_EXERCISE DETAILS_
Lines that include the word "this" are the ones to copy.
***** TASK INPUTS
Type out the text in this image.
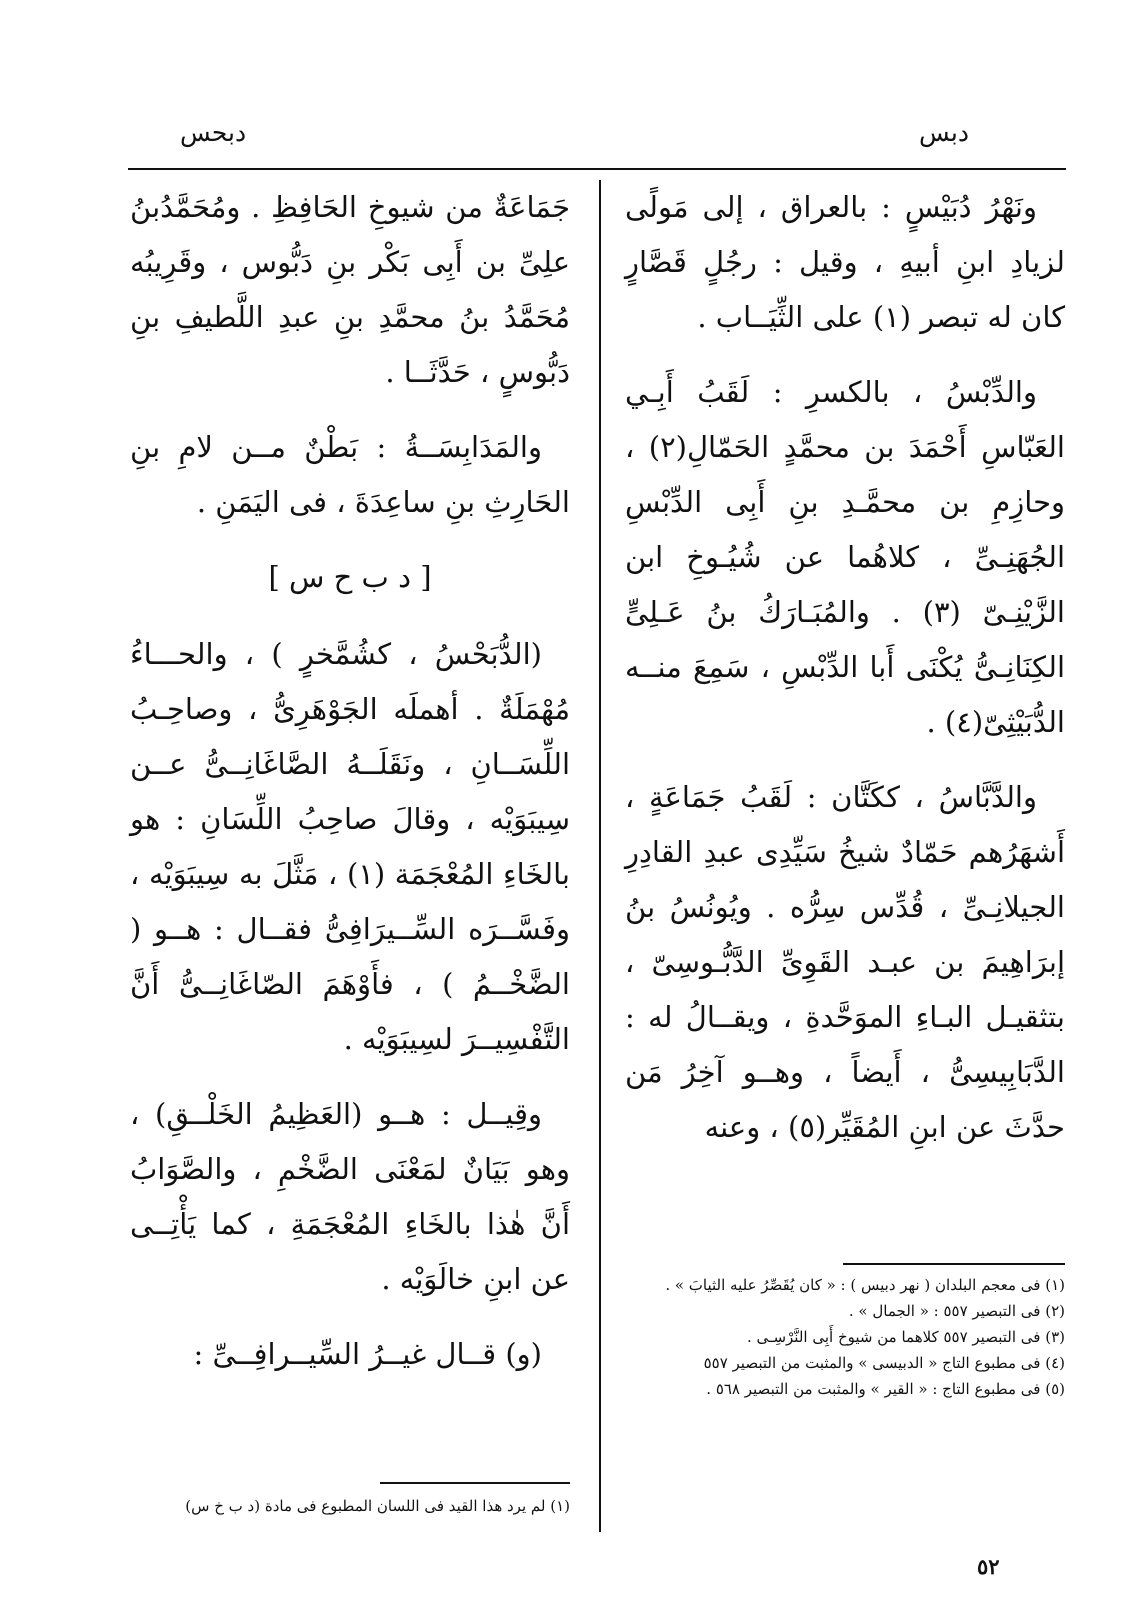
دبس
دبحس

ونَهْرُ دُبَيْسٍ : بالعراق ، إلى مَولًى لزيادِ ابنِ أبيهِ ، وقيل : رجُلٍ قَصَّارٍ كان له تبصر (١) على الثِّيَــاب .

والدِّبْسُ ، بالكسرِ : لَقَبُ أَبِـي العَبّاسِ أَحْمَدَ بن محمَّدٍ الحَمّالِ(٢) ، وحازِمِ بن محمَّـدِ بنِ أَبِى الدِّبْسِ الجُهَنِـىِّ ، كلاهُما عن شُيُـوخِ ابن الزَّيْنِـىّ (٣) . والمُبَـارَكُ بنُ عَـلِىٍّ الكِنَانِـىُّ يُكْنَى أَبا الدِّبْسِ ، سَمِعَ منــه الدُّبَيْثِىّ(٤) .

والدَّبَّاسُ ، ككَتَّان : لَقَبُ جَمَاعَةٍ ، أَشهَرُهم حَمّادٌ شيخُ سَيِّدِى عبدِ القادِرِ الجيلانِـىِّ ، قُدِّس سِرُّه . ويُونُسُ بنُ إبرَاهِيمَ بن عبـد القَوِىِّ الدَّبُّـوسِىّ ، بتثقيـل البـاءِ الموَحَّدةِ ، ويقــالُ له : الدَّبَابِيسِىُّ ، أَيضاً ، وهــو آخِرُ مَن حدَّثَ عن ابنِ المُقَيِّر(٥) ، وعنه

جَمَاعَةٌ من شيوخِ الحَافِظِ . ومُحَمَّدُبنُ علِىِّ بن أَبِى بَكْر بنِ دَبُّوس ، وقَرِيبُه مُحَمَّدُ بنُ محمَّدِ بنِ عبدِ اللَّطيفِ بنِ دَبُّوسٍ ، حَدَّثَــا .

والمَدَابِسَــةُ : بَطْنٌ مــن لامِ بنِ الحَارِثِ بنِ ساعِدَةَ ، فى اليَمَنِ .

[ د ب ح س ]

(الدُّبَحْسُ ، كشُمَّخرٍ ) ، والحـــاءُ مُهْمَلَةٌ . أهملَه الجَوْهَرِىُّ ، وصاحِـبُ اللِّسَــانِ ، ونَقَلَــهُ الصَّاغَانِــىُّ عــن سِيبَوَيْه ، وقالَ صاحِبُ اللِّسَانِ : هو بالخَاءِ المُعْجَمَة (١) ، مَثَّلَ به سِيبَوَيْه ، وفَسَّــرَه السِّــيرَافِىُّ فقــال : هــو ( الضَّخْــمُ ) ، فأَوْهَمَ الصّاغَانِــىُّ أَنَّ التَّفْسِيــرَ لسِيبَوَيْه .

وقِيــل : هــو (العَظِيمُ الخَلْــقِ) ، وهو بَيَانٌ لمَعْنَى الضَّخْمِ ، والصَّوَابُ أَنَّ هٰذا بالخَاءِ المُعْجَمَةِ ، كما يَأْتِــى عن ابنِ خالَوَيْه .

(و) قــال غيــرُ السِّيــرافِــىِّ :

(١) فى معجم البلدان ( نهر دبيس ) : « كان يُقَصِّرُ عليه الثيابَ » .

(٢) فى التبصير ٥٥٧ : « الجمال » .

(٣) فى التبصير ٥٥٧ كلاهما من شيوخ أَبِى النَّرْسِـى .

(٤) فى مطبوع التاج « الدبيسى » والمثبت من التبصير ٥٥٧

(٥) فى مطبوع التاج : « القير » والمثبت من التبصير ٥٦٨ .

(١) لم يرد هذا القيد فى اللسان المطبوع فى مادة (د ب خ س)

٥٢
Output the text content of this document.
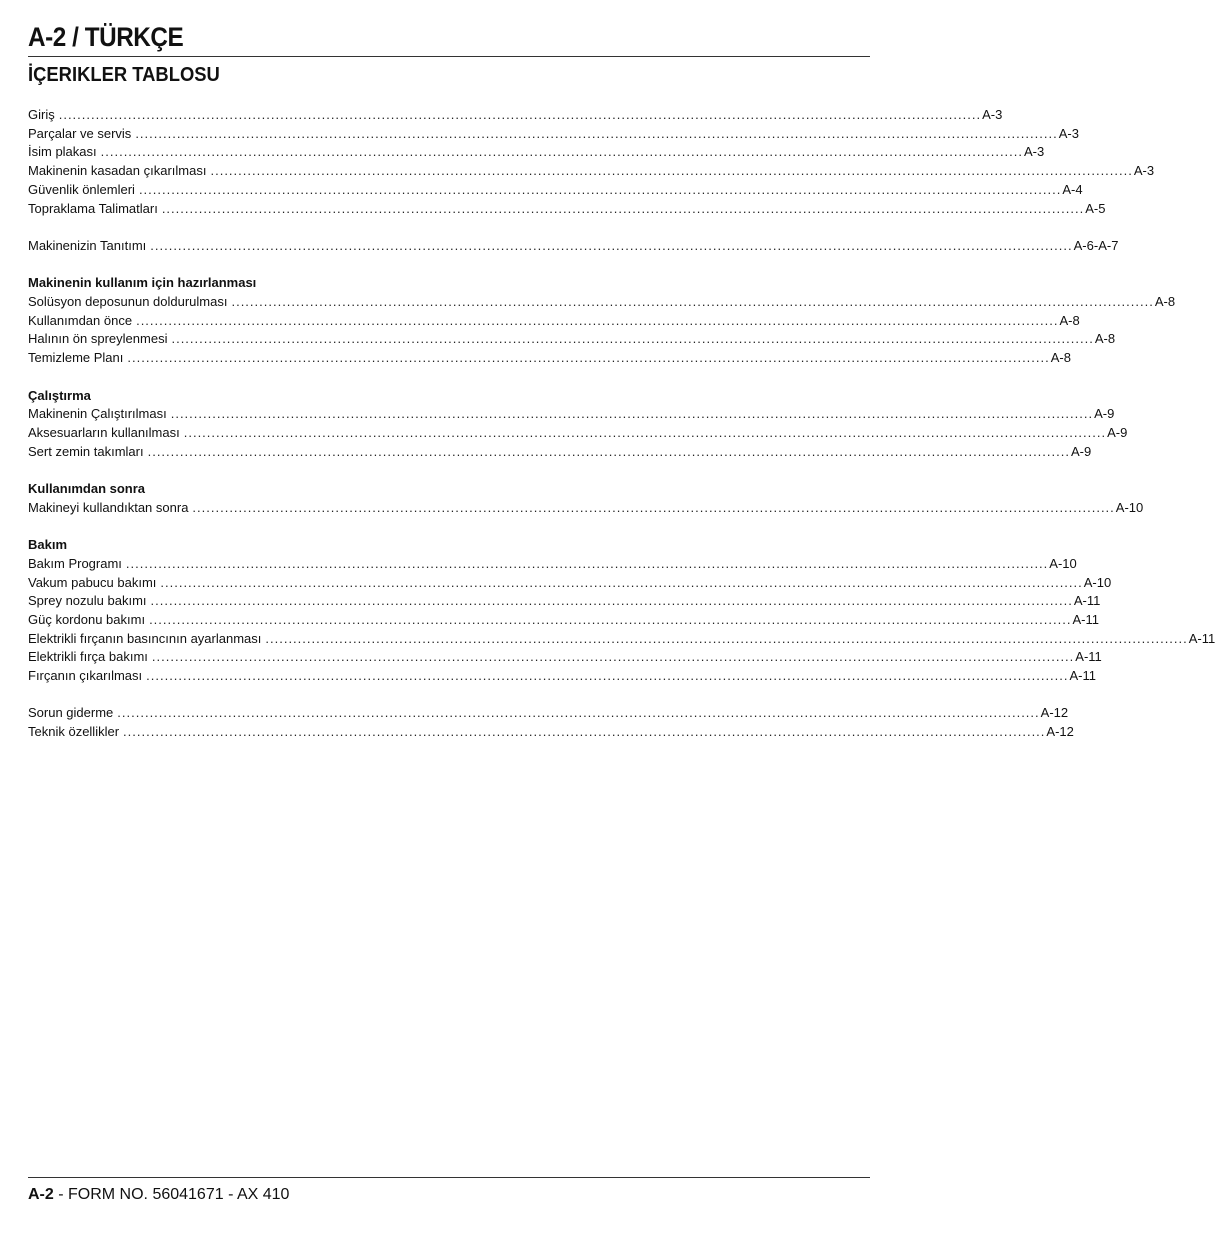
A-2 / TÜRKÇE
İÇERIKLER TABLOSU
Giriş ........................................................................................................................................................................................................ A-3
Parçalar ve servis ........................................................................................................................................................................................................ A-3
İsim plakası ........................................................................................................................................................................................................ A-3
Makinenin kasadan çıkarılması ........................................................................................................................................................................................................ A-3
Güvenlik önlemleri ........................................................................................................................................................................................................ A-4
Topraklama Talimatları ........................................................................................................................................................................................................ A-5
Makinenizin Tanıtımı ........................................................................................................................................................................................................ A-6-A-7
Makinenin kullanım için hazırlanması
Solüsyon deposunun doldurulması ........................................................................................................................................................................................................ A-8
Kullanımdan önce ........................................................................................................................................................................................................ A-8
Halının ön spreylenmesi ........................................................................................................................................................................................................ A-8
Temizleme Planı ........................................................................................................................................................................................................ A-8
Çalıştırma
Makinenin Çalıştırılması ........................................................................................................................................................................................................ A-9
Aksesuarların kullanılması ........................................................................................................................................................................................................ A-9
Sert zemin takımları ........................................................................................................................................................................................................ A-9
Kullanımdan sonra
Makineyi kullandıktan sonra ........................................................................................................................................................................................................ A-10
Bakım
Bakım Programı ........................................................................................................................................................................................................ A-10
Vakum pabucu bakımı ........................................................................................................................................................................................................ A-10
Sprey nozulu bakımı ........................................................................................................................................................................................................ A-11
Güç kordonu bakımı ........................................................................................................................................................................................................ A-11
Elektrikli fırçanın basıncının ayarlanması ........................................................................................................................................................................................................ A-11
Elektrikli fırça bakımı ........................................................................................................................................................................................................ A-11
Fırçanın çıkarılması ........................................................................................................................................................................................................ A-11
Sorun giderme ........................................................................................................................................................................................................ A-12
Teknik özellikler ........................................................................................................................................................................................................ A-12
A-2 - FORM NO. 56041671 - AX 410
**********
_IN RESPONSE_
Type out the text in this image.
Output the text content of this document.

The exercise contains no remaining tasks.